> **MATERIAL SHOWN**:
· · · · · · ·

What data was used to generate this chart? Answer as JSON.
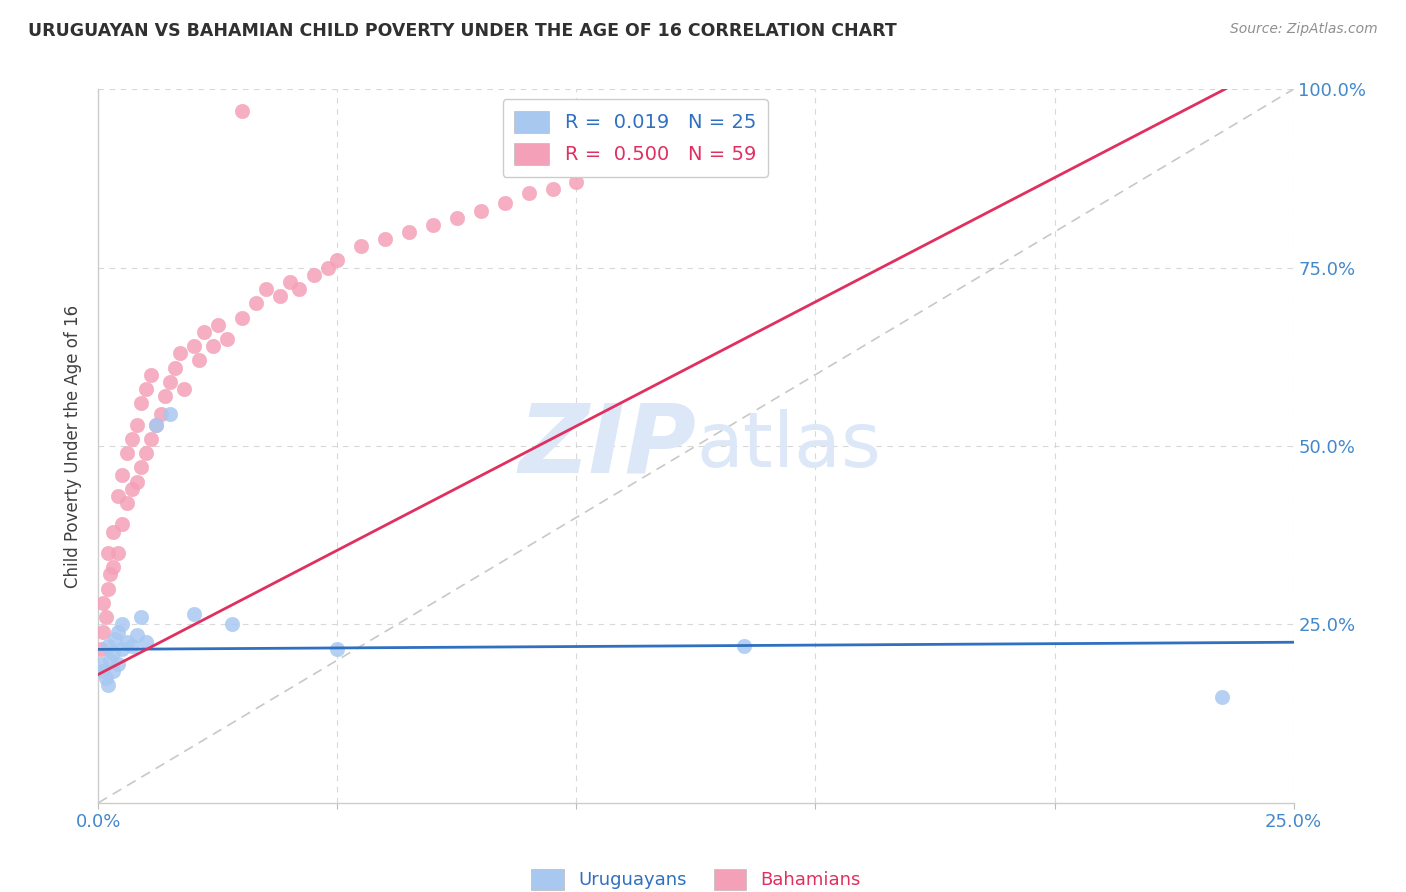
{
  "title": "URUGUAYAN VS BAHAMIAN CHILD POVERTY UNDER THE AGE OF 16 CORRELATION CHART",
  "source": "Source: ZipAtlas.com",
  "ylabel": "Child Poverty Under the Age of 16",
  "xlim": [
    0.0,
    0.25
  ],
  "ylim": [
    0.0,
    1.0
  ],
  "blue_color": "#A8C8F0",
  "pink_color": "#F4A0B8",
  "blue_line_color": "#3070C0",
  "pink_line_color": "#E03060",
  "grid_color": "#D8D8D8",
  "ref_line_color": "#C8C8C8",
  "background_color": "#FFFFFF",
  "title_color": "#303030",
  "source_color": "#909090",
  "axis_label_color": "#4488CC",
  "watermark_text": "ZIPatlas",
  "watermark_color": "#DCE8F8",
  "legend_blue_text": "R =  0.019   N = 25",
  "legend_pink_text": "R =  0.500   N = 59",
  "bottom_legend_blue": "Uruguayans",
  "bottom_legend_pink": "Bahamians",
  "uru_x": [
    0.0005,
    0.001,
    0.0015,
    0.002,
    0.002,
    0.0025,
    0.003,
    0.003,
    0.0035,
    0.004,
    0.004,
    0.005,
    0.005,
    0.006,
    0.007,
    0.008,
    0.009,
    0.01,
    0.012,
    0.015,
    0.02,
    0.028,
    0.05,
    0.135,
    0.235
  ],
  "uru_y": [
    0.195,
    0.185,
    0.175,
    0.22,
    0.165,
    0.2,
    0.21,
    0.185,
    0.23,
    0.195,
    0.24,
    0.215,
    0.25,
    0.225,
    0.22,
    0.235,
    0.26,
    0.225,
    0.53,
    0.545,
    0.265,
    0.25,
    0.215,
    0.22,
    0.148
  ],
  "bah_x": [
    0.0005,
    0.001,
    0.001,
    0.0015,
    0.002,
    0.002,
    0.0025,
    0.003,
    0.003,
    0.004,
    0.004,
    0.005,
    0.005,
    0.006,
    0.006,
    0.007,
    0.007,
    0.008,
    0.008,
    0.009,
    0.009,
    0.01,
    0.01,
    0.011,
    0.011,
    0.012,
    0.013,
    0.014,
    0.015,
    0.016,
    0.017,
    0.018,
    0.02,
    0.021,
    0.022,
    0.024,
    0.025,
    0.027,
    0.03,
    0.033,
    0.035,
    0.038,
    0.04,
    0.042,
    0.045,
    0.048,
    0.05,
    0.055,
    0.06,
    0.065,
    0.07,
    0.075,
    0.08,
    0.085,
    0.09,
    0.095,
    0.1,
    0.115,
    0.03
  ],
  "bah_y": [
    0.215,
    0.24,
    0.28,
    0.26,
    0.3,
    0.35,
    0.32,
    0.33,
    0.38,
    0.35,
    0.43,
    0.39,
    0.46,
    0.42,
    0.49,
    0.44,
    0.51,
    0.45,
    0.53,
    0.47,
    0.56,
    0.49,
    0.58,
    0.51,
    0.6,
    0.53,
    0.545,
    0.57,
    0.59,
    0.61,
    0.63,
    0.58,
    0.64,
    0.62,
    0.66,
    0.64,
    0.67,
    0.65,
    0.68,
    0.7,
    0.72,
    0.71,
    0.73,
    0.72,
    0.74,
    0.75,
    0.76,
    0.78,
    0.79,
    0.8,
    0.81,
    0.82,
    0.83,
    0.84,
    0.855,
    0.86,
    0.87,
    0.895,
    0.97
  ]
}
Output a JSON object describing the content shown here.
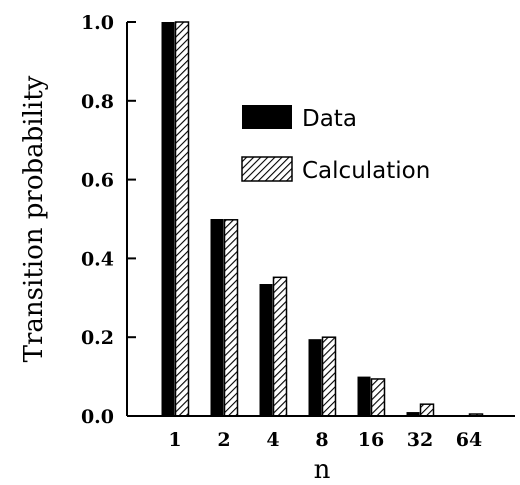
{
  "chart_data": {
    "type": "bar",
    "xlabel": "n",
    "ylabel": "Transition probability",
    "categories": [
      "1",
      "2",
      "4",
      "8",
      "16",
      "32",
      "64"
    ],
    "ylim": [
      0,
      1.0
    ],
    "yticks": [
      "0.0",
      "0.2",
      "0.4",
      "0.6",
      "0.8",
      "1.0"
    ],
    "legend_position": "upper-right",
    "grid": false,
    "series": [
      {
        "name": "Data",
        "style": "solid",
        "color": "#000000",
        "values": [
          1.0,
          0.5,
          0.335,
          0.195,
          0.1,
          0.01,
          0.0
        ]
      },
      {
        "name": "Calculation",
        "style": "hatched",
        "color": "#000000",
        "values": [
          1.0,
          0.498,
          0.352,
          0.2,
          0.094,
          0.03,
          0.005
        ]
      }
    ]
  }
}
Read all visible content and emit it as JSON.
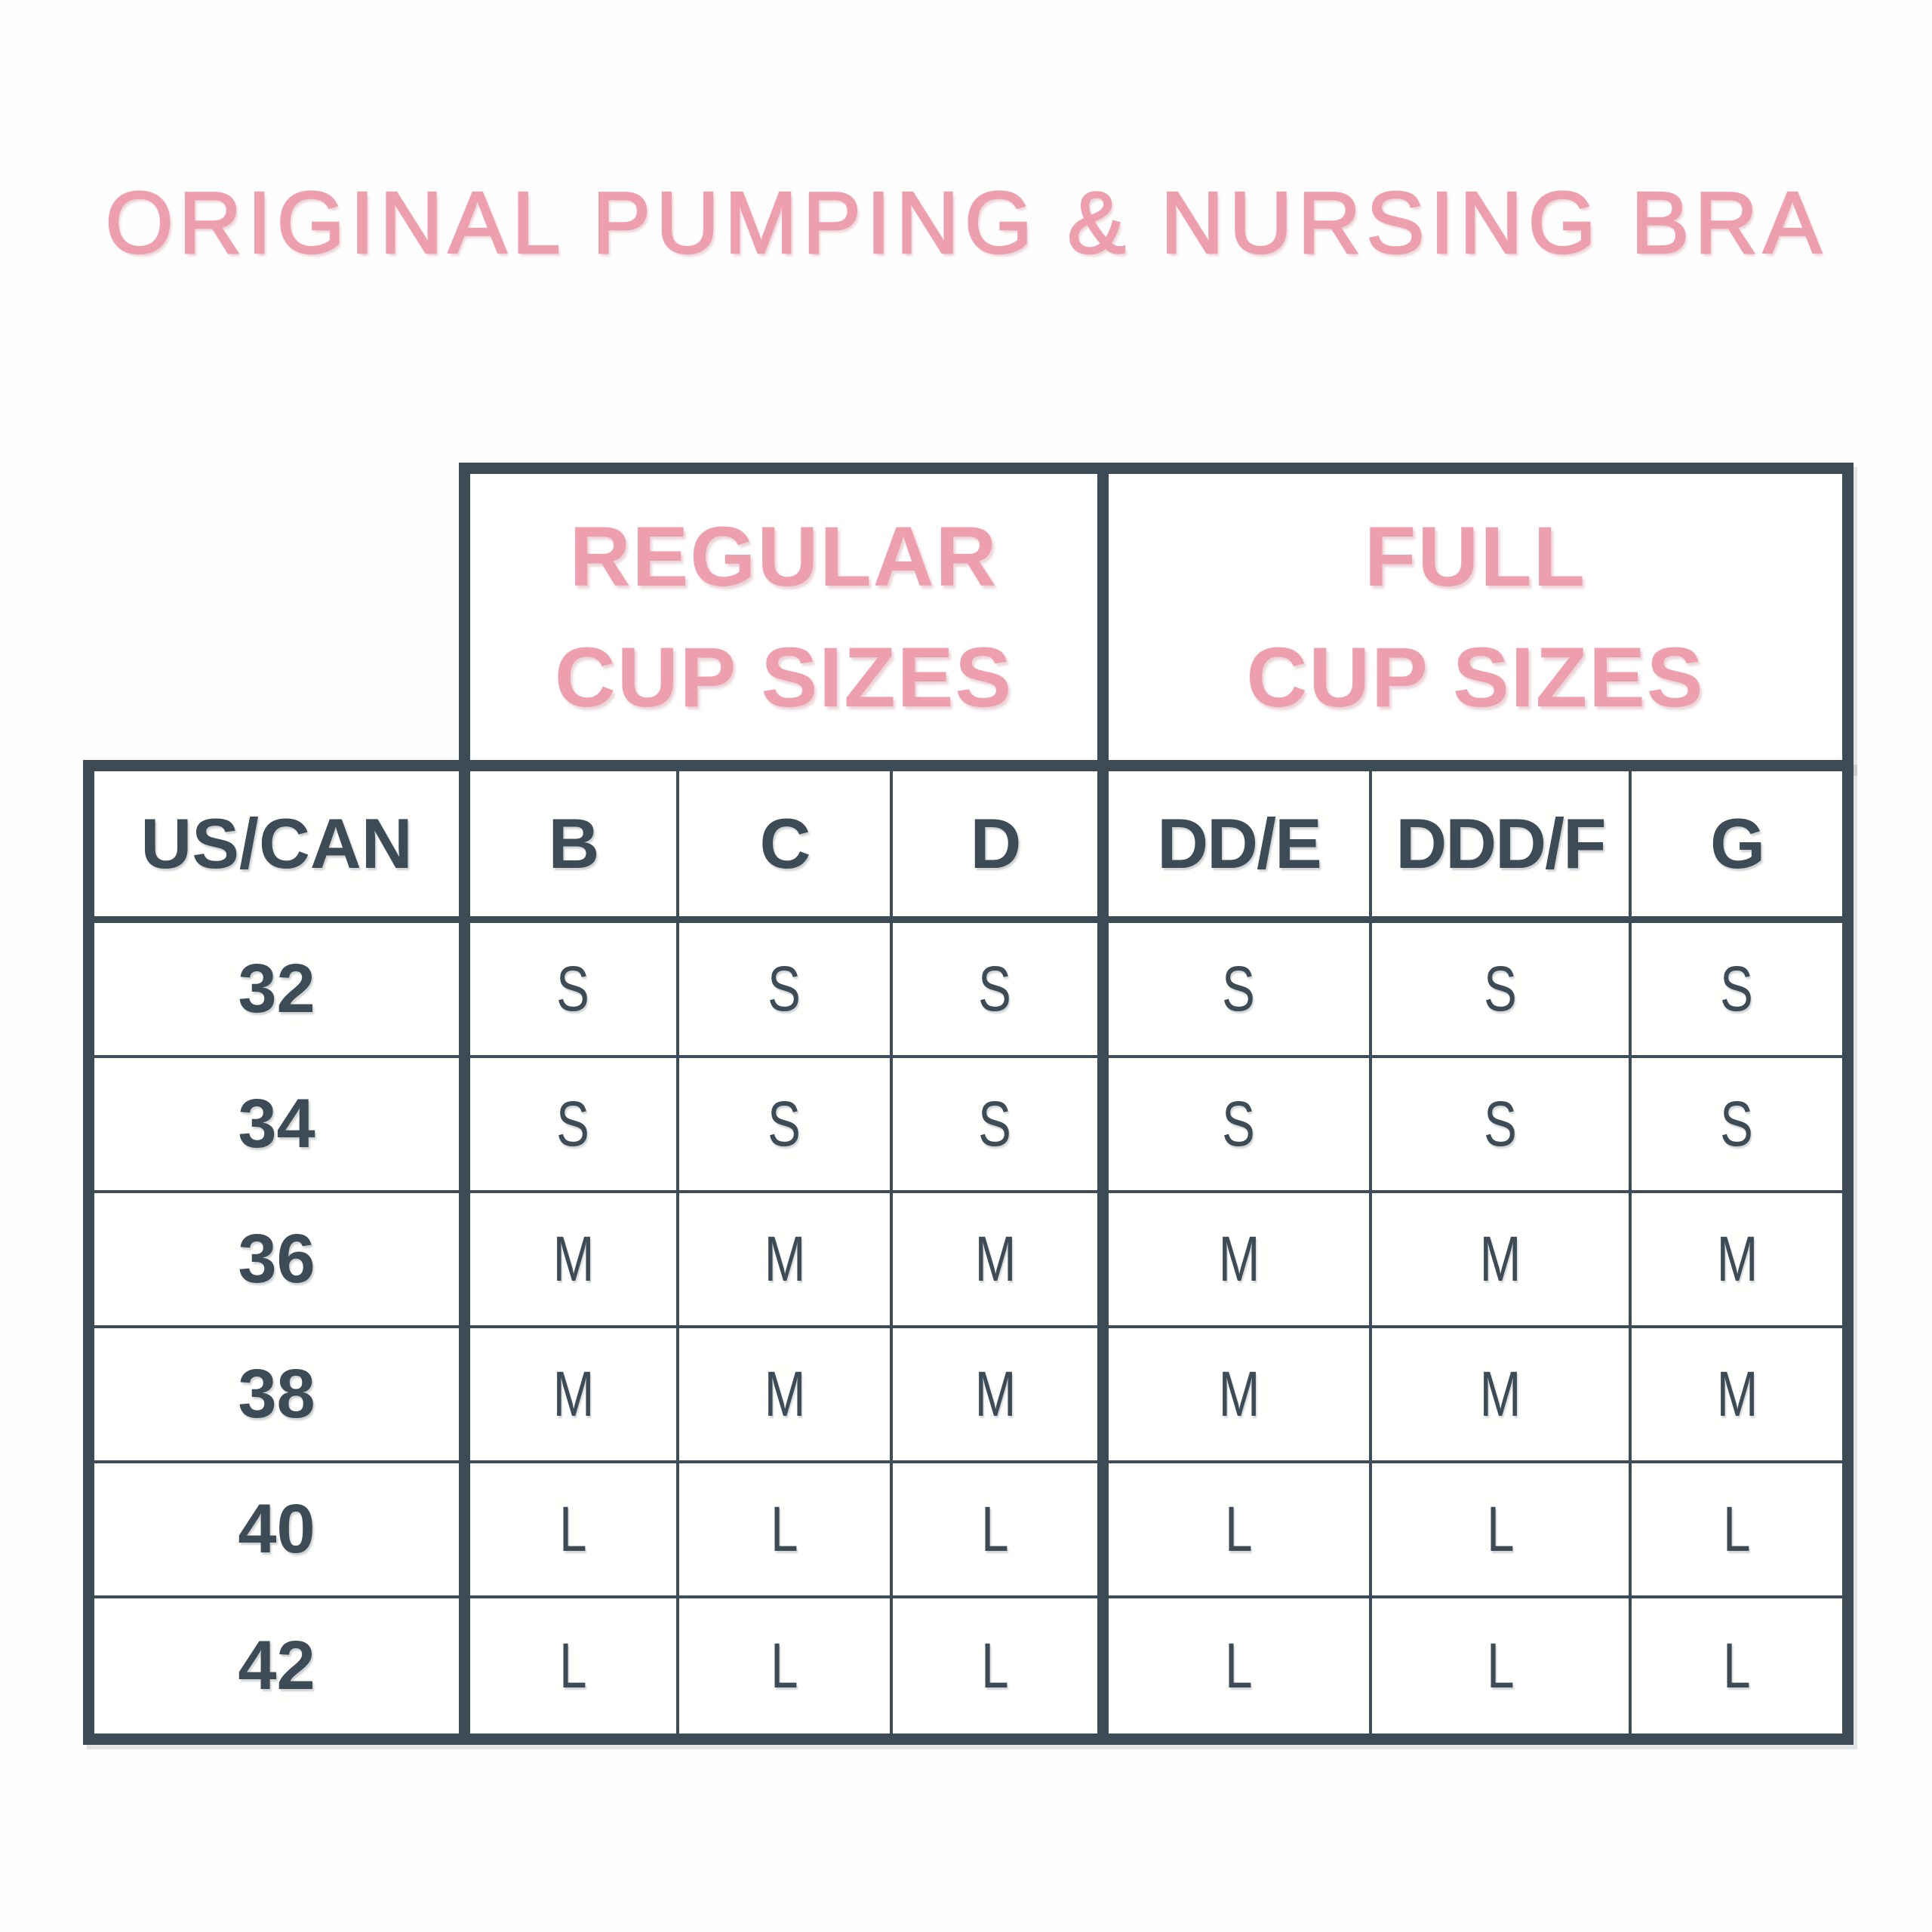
{
  "title": "ORIGINAL PUMPING & NURSING BRA",
  "colors": {
    "pink": "#EE9FAE",
    "slate": "#3C4B55",
    "background": "#FFFFFF"
  },
  "header_groups": [
    {
      "line1": "REGULAR",
      "line2": "CUP SIZES"
    },
    {
      "line1": "FULL",
      "line2": "CUP SIZES"
    }
  ],
  "table": {
    "corner_header": "US/CAN",
    "columns": [
      "B",
      "C",
      "D",
      "DD/E",
      "DDD/F",
      "G"
    ],
    "rows": [
      {
        "band": "32",
        "values": [
          "S",
          "S",
          "S",
          "S",
          "S",
          "S"
        ]
      },
      {
        "band": "34",
        "values": [
          "S",
          "S",
          "S",
          "S",
          "S",
          "S"
        ]
      },
      {
        "band": "36",
        "values": [
          "M",
          "M",
          "M",
          "M",
          "M",
          "M"
        ]
      },
      {
        "band": "38",
        "values": [
          "M",
          "M",
          "M",
          "M",
          "M",
          "M"
        ]
      },
      {
        "band": "40",
        "values": [
          "L",
          "L",
          "L",
          "L",
          "L",
          "L"
        ]
      },
      {
        "band": "42",
        "values": [
          "L",
          "L",
          "L",
          "L",
          "L",
          "L"
        ]
      }
    ]
  },
  "chart_data": {
    "type": "table",
    "title": "ORIGINAL PUMPING & NURSING BRA",
    "column_groups": [
      {
        "label": "REGULAR CUP SIZES",
        "columns": [
          "B",
          "C",
          "D"
        ]
      },
      {
        "label": "FULL CUP SIZES",
        "columns": [
          "DD/E",
          "DDD/F",
          "G"
        ]
      }
    ],
    "columns": [
      "US/CAN",
      "B",
      "C",
      "D",
      "DD/E",
      "DDD/F",
      "G"
    ],
    "rows": [
      [
        "32",
        "S",
        "S",
        "S",
        "S",
        "S",
        "S"
      ],
      [
        "34",
        "S",
        "S",
        "S",
        "S",
        "S",
        "S"
      ],
      [
        "36",
        "M",
        "M",
        "M",
        "M",
        "M",
        "M"
      ],
      [
        "38",
        "M",
        "M",
        "M",
        "M",
        "M",
        "M"
      ],
      [
        "40",
        "L",
        "L",
        "L",
        "L",
        "L",
        "L"
      ],
      [
        "42",
        "L",
        "L",
        "L",
        "L",
        "L",
        "L"
      ]
    ]
  }
}
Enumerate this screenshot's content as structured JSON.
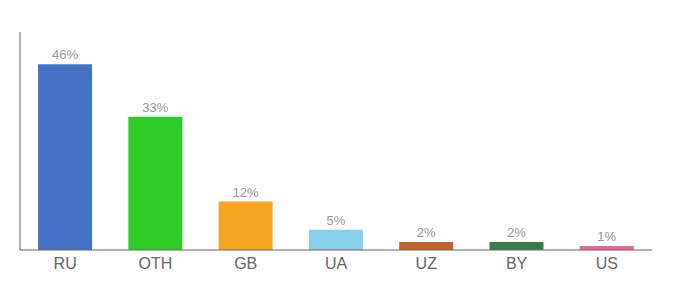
{
  "chart_data": {
    "type": "bar",
    "categories": [
      "RU",
      "OTH",
      "GB",
      "UA",
      "UZ",
      "BY",
      "US"
    ],
    "values": [
      46,
      33,
      12,
      5,
      2,
      2,
      1
    ],
    "value_labels": [
      "46%",
      "33%",
      "12%",
      "5%",
      "2%",
      "2%",
      "1%"
    ],
    "colors": [
      "#4472c4",
      "#2ecc27",
      "#f5a623",
      "#87ceeb",
      "#c0622a",
      "#3a7d44",
      "#e8679a"
    ],
    "ylim": [
      0,
      54
    ],
    "data_labels": true,
    "tick_labels": "x",
    "grid": false
  }
}
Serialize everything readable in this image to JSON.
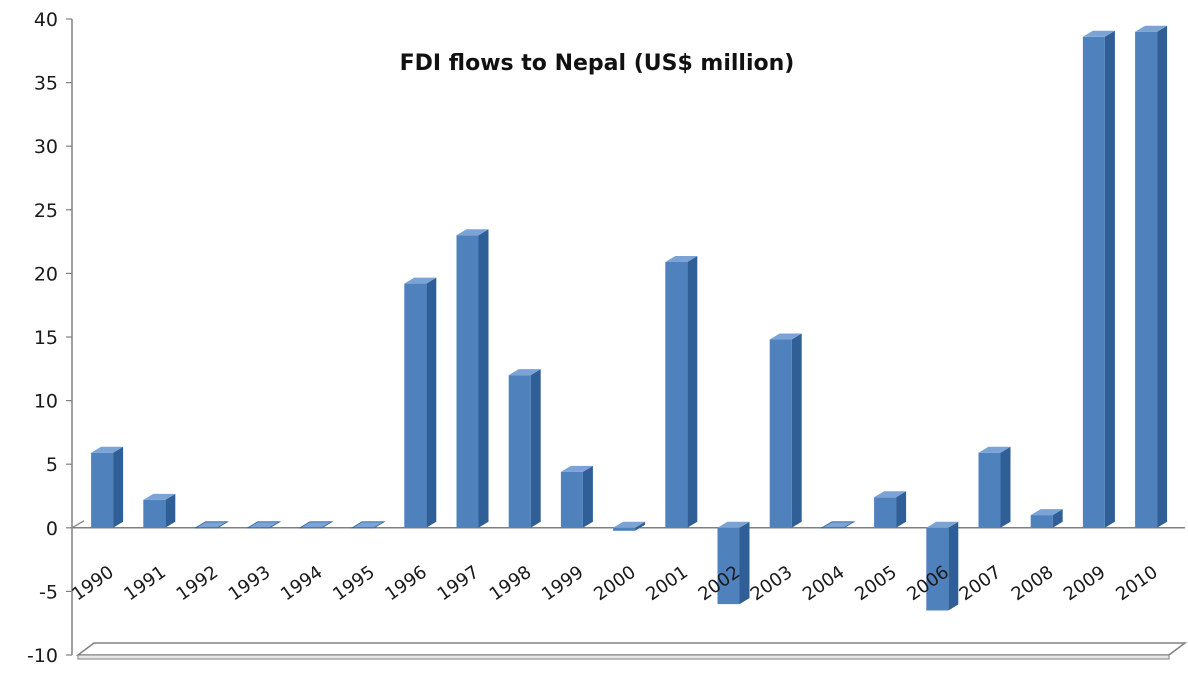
{
  "chart_data": {
    "type": "bar",
    "title": "FDI flows to Nepal (US$ million)",
    "xlabel": "",
    "ylabel": "",
    "categories": [
      "1990",
      "1991",
      "1992",
      "1993",
      "1994",
      "1995",
      "1996",
      "1997",
      "1998",
      "1999",
      "2000",
      "2001",
      "2002",
      "2003",
      "2004",
      "2005",
      "2006",
      "2007",
      "2008",
      "2009",
      "2010"
    ],
    "values": [
      5.9,
      2.2,
      0,
      0,
      0,
      0,
      19.2,
      23.0,
      12.0,
      4.4,
      -0.2,
      20.9,
      -6.0,
      14.8,
      0,
      2.4,
      -6.5,
      5.9,
      1.0,
      38.6,
      39.0
    ],
    "ylim": [
      -10,
      40
    ],
    "yticks": [
      -10,
      -5,
      0,
      5,
      10,
      15,
      20,
      25,
      30,
      35,
      40
    ],
    "grid": false,
    "legend": "none",
    "colors": {
      "bar_front": "#4f81bd",
      "bar_side": "#2f5f96",
      "bar_top": "#7ba3d6",
      "axis": "#808080"
    }
  }
}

· · · · · · ·

> **TO DO**:
Exactly as written, set down the lines from the line holding "Serialize everything readable" to the last line of the data, both ends included, pictures excluded.

> **OUTPUT BELOW**:
Serialize everything readable in this image to JSON.
{
  "chart_data": {
    "type": "bar",
    "title": "FDI flows to Nepal (US$ million)",
    "xlabel": "",
    "ylabel": "",
    "categories": [
      "1990",
      "1991",
      "1992",
      "1993",
      "1994",
      "1995",
      "1996",
      "1997",
      "1998",
      "1999",
      "2000",
      "2001",
      "2002",
      "2003",
      "2004",
      "2005",
      "2006",
      "2007",
      "2008",
      "2009",
      "2010"
    ],
    "values": [
      5.9,
      2.2,
      0,
      0,
      0,
      0,
      19.2,
      23.0,
      12.0,
      4.4,
      -0.2,
      20.9,
      -6.0,
      14.8,
      0,
      2.4,
      -6.5,
      5.9,
      1.0,
      38.6,
      39.0
    ],
    "ylim": [
      -10,
      40
    ],
    "yticks": [
      -10,
      -5,
      0,
      5,
      10,
      15,
      20,
      25,
      30,
      35,
      40
    ],
    "grid": false,
    "legend": "none",
    "colors": {
      "bar_front": "#4f81bd",
      "bar_side": "#2f5f96",
      "bar_top": "#7ba3d6",
      "axis": "#808080"
    }
  }
}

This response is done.